Given records —

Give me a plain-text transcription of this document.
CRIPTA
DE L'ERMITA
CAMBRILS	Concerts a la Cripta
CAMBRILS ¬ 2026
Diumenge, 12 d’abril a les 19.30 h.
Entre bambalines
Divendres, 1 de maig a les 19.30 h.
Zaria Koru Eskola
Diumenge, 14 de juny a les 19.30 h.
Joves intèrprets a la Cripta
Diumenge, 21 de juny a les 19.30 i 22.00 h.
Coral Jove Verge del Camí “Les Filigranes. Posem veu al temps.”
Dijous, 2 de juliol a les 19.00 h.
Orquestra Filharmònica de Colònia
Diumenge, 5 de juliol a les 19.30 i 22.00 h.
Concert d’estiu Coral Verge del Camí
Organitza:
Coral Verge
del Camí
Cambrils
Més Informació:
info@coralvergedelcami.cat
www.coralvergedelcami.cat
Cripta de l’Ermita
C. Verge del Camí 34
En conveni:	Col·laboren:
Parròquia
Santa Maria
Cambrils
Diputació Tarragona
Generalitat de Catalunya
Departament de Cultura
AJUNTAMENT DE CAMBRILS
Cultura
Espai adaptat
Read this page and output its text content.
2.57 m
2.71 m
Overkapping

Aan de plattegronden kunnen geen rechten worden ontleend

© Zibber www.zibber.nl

Stated goal — Word for word, write out the data.

The result —
Give me a plain-text transcription of this document.
CRIPTA
DE L'ERMITA
CAMBRILS	Concerts a la Cripta
CAMBRILS ¬ 2026
Diumenge, 12 d’abril a les 19.30 h.
Entre bambalines
Divendres, 1 de maig a les 19.30 h.
Zaria Koru Eskola
Diumenge, 14 de juny a les 19.30 h.
Joves intèrprets a la Cripta
Diumenge, 21 de juny a les 19.30 i 22.00 h.
Coral Jove Verge del Camí “Les Filigranes. Posem veu al temps.”
Dijous, 2 de juliol a les 19.00 h.
Orquestra Filharmònica de Colònia
Diumenge, 5 de juliol a les 19.30 i 22.00 h.
Concert d’estiu Coral Verge del Camí
Organitza:
Coral Verge
del Camí
Cambrils
Més Informació:
info@coralvergedelcami.cat
www.coralvergedelcami.cat
Cripta de l’Ermita
C. Verge del Camí 34
En conveni:	Col·laboren:
Parròquia
Santa Maria
Cambrils
Diputació Tarragona
Generalitat de Catalunya
Departament de Cultura
AJUNTAMENT DE CAMBRILS
Cultura
Espai adaptat
Read this page and output its text content.
2.57 m
2.71 m
Overkapping

Aan de plattegronden kunnen geen rechten worden ontleend

© Zibber www.zibber.nl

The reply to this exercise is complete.